Given exercise
Tally the lines in the listing below that contain "Bryan" and report the tally alone.

>> BEGIN Given data

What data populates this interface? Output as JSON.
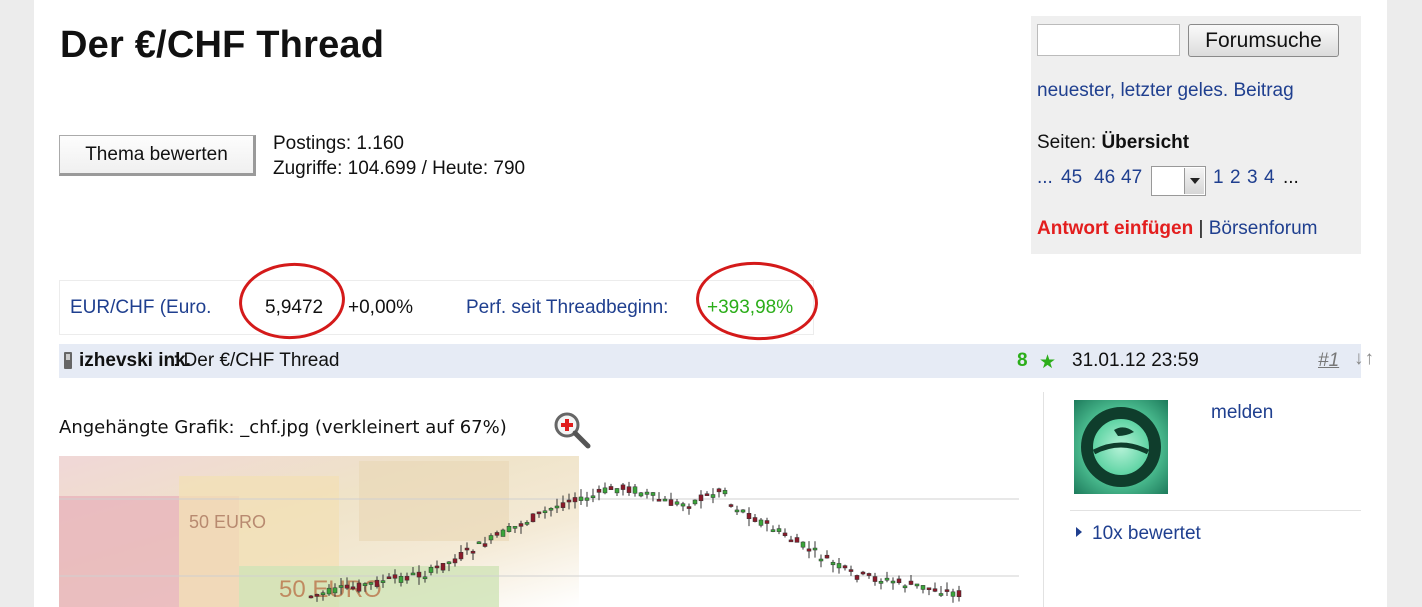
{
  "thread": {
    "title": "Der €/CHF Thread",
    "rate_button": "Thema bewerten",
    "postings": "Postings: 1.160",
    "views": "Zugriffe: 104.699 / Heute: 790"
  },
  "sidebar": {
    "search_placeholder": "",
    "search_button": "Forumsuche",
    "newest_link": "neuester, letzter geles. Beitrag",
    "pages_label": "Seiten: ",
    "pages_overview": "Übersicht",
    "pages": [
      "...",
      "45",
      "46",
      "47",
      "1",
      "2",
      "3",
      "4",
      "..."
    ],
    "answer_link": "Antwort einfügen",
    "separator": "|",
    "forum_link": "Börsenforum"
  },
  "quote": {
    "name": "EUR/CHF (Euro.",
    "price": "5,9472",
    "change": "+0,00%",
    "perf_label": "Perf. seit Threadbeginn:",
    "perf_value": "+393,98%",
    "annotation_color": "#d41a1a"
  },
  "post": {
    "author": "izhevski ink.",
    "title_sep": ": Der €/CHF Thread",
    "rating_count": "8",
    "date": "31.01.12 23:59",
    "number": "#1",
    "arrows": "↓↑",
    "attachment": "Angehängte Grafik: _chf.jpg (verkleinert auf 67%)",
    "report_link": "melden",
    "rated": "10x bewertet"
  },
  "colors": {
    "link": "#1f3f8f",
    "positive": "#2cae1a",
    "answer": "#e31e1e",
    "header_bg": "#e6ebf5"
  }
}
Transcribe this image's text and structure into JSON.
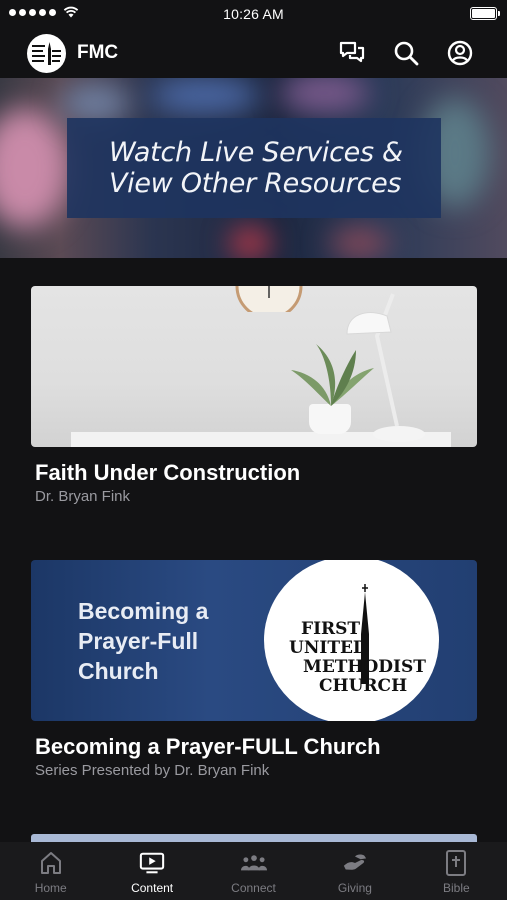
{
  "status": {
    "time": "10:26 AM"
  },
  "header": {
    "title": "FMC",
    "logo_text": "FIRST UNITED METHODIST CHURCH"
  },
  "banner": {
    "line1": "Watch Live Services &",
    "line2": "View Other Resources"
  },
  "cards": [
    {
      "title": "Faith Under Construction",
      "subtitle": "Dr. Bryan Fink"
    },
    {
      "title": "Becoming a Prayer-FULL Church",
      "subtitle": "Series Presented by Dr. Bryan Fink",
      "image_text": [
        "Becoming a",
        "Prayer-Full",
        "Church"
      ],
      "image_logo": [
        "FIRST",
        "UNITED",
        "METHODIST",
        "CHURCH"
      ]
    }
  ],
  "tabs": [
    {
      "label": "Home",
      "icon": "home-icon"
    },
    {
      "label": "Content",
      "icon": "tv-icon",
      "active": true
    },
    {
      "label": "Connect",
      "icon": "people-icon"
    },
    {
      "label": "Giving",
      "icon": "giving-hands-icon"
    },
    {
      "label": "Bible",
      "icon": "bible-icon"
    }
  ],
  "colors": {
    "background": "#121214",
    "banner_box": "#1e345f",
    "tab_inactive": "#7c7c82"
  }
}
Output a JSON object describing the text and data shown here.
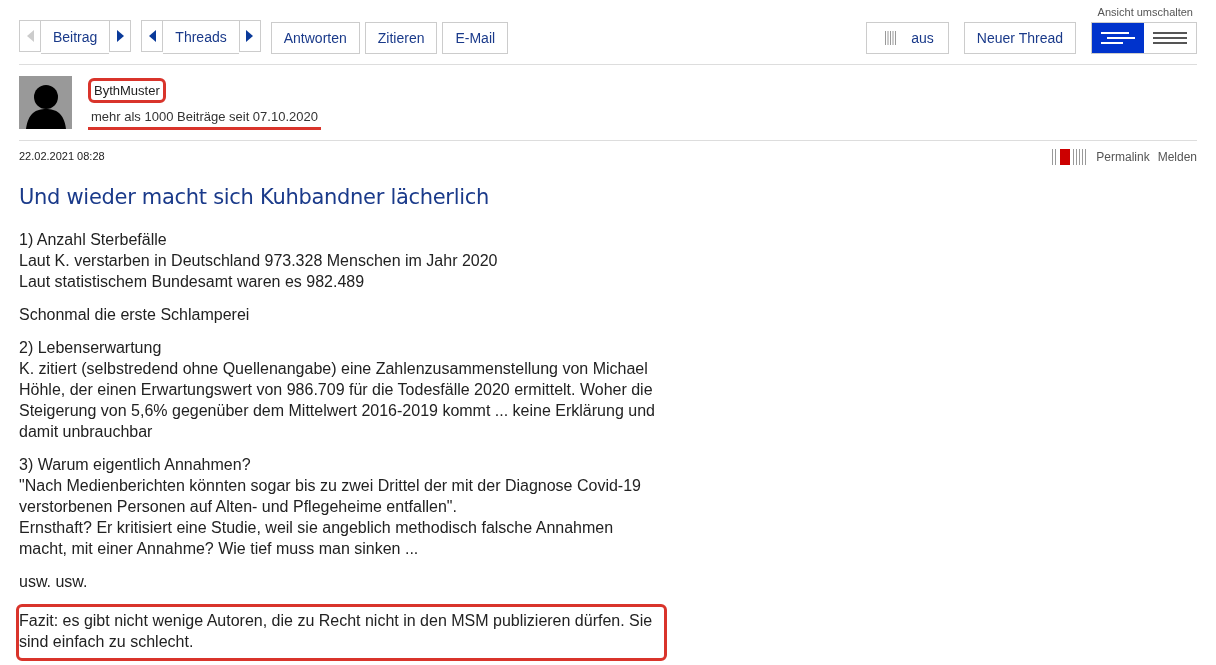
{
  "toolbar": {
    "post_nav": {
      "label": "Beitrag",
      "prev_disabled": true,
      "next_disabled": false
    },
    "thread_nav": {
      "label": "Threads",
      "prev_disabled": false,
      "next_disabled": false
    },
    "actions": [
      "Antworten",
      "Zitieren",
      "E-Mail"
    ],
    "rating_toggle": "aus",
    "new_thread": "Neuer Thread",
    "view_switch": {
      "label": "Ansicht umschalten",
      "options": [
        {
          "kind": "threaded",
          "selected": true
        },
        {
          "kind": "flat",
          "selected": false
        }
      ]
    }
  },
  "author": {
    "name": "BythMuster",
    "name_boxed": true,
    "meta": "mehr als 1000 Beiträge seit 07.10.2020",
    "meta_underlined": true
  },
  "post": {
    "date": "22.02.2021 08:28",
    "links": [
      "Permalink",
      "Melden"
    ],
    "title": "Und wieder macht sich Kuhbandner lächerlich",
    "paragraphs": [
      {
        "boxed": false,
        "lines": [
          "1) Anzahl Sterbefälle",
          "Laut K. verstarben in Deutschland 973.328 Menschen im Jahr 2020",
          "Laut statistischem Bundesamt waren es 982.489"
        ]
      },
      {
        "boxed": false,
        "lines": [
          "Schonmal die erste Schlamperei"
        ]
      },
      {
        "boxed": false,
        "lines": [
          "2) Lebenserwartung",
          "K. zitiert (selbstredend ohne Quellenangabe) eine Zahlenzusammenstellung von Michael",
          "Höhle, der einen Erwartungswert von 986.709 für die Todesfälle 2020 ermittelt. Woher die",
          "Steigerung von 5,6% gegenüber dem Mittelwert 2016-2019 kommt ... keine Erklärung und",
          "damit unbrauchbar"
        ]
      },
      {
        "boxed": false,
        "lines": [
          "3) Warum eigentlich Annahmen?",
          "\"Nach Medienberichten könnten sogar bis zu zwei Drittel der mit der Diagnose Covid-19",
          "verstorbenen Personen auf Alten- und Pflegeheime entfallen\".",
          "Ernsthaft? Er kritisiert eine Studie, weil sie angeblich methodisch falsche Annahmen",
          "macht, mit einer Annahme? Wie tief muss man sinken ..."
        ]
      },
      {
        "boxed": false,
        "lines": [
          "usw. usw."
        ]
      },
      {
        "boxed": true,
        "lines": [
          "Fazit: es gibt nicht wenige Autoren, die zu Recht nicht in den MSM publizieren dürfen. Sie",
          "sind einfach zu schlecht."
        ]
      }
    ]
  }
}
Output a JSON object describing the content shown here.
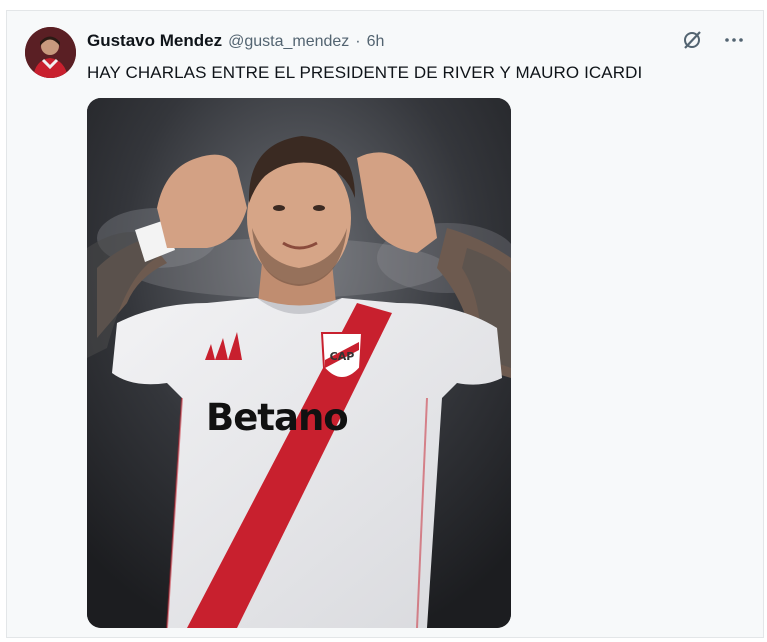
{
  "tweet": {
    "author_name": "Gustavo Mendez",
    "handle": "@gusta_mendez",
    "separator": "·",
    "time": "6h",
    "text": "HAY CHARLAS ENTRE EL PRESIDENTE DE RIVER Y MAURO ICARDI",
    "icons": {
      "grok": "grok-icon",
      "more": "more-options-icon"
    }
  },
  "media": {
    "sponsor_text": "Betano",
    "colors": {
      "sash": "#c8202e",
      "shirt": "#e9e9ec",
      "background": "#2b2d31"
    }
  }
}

>> END Given data

Result for this exercise
2